→ The records:
————————

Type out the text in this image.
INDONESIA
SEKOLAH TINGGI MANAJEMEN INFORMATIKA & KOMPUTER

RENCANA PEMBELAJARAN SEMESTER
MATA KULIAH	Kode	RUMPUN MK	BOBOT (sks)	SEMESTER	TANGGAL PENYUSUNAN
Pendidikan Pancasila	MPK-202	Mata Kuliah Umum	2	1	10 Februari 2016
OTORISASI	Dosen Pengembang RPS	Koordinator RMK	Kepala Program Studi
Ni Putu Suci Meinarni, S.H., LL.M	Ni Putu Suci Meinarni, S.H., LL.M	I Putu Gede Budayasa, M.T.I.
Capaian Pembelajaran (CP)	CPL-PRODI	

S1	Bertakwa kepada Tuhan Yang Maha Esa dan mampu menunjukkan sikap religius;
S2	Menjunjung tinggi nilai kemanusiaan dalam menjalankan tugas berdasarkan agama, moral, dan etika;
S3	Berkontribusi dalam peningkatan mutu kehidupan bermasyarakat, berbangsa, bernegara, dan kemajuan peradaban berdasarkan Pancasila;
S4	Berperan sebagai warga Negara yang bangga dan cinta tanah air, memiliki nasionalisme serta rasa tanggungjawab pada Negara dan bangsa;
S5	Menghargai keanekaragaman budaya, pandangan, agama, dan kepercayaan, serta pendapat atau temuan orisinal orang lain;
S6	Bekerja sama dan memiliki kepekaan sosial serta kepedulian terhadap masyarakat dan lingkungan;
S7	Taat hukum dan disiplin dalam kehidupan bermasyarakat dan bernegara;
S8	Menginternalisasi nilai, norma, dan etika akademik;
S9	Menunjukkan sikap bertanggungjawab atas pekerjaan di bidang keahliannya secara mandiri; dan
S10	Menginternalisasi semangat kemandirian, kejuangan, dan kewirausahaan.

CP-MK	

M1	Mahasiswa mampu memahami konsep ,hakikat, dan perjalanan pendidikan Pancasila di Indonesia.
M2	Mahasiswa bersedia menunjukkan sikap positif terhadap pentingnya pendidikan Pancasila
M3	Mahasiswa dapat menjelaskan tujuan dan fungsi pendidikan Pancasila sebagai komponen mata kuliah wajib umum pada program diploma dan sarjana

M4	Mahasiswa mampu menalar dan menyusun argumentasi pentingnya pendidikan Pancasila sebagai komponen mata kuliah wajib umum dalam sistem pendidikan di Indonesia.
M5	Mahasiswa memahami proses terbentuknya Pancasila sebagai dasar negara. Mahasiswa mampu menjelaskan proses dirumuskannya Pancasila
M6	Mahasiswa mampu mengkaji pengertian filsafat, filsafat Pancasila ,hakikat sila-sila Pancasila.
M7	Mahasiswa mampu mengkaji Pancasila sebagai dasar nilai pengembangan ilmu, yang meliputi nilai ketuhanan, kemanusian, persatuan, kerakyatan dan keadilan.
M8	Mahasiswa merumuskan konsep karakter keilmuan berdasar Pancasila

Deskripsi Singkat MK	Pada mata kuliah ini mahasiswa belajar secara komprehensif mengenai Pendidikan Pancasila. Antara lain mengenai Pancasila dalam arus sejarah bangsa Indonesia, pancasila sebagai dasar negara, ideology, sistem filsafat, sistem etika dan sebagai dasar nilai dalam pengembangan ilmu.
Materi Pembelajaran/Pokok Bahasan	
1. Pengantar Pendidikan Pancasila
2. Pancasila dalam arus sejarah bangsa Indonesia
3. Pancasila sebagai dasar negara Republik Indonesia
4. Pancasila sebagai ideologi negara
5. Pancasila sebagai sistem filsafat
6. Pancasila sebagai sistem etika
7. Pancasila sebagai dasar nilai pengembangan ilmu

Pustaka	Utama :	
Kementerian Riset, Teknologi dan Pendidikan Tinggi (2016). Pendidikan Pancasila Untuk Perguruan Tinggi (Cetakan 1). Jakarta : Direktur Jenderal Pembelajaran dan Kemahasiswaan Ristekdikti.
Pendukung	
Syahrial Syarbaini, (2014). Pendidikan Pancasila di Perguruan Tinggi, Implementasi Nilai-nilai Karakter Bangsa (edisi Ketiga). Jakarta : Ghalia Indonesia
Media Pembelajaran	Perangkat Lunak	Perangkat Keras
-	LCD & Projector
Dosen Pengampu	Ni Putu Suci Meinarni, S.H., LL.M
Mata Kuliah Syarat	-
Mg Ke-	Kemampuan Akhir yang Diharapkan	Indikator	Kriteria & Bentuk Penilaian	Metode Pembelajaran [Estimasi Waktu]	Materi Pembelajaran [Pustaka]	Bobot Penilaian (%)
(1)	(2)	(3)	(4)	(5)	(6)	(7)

————————

→ Required work: Give the number of lines in the entries that include the string "filsafat", and nothing more.

→ Task output: 3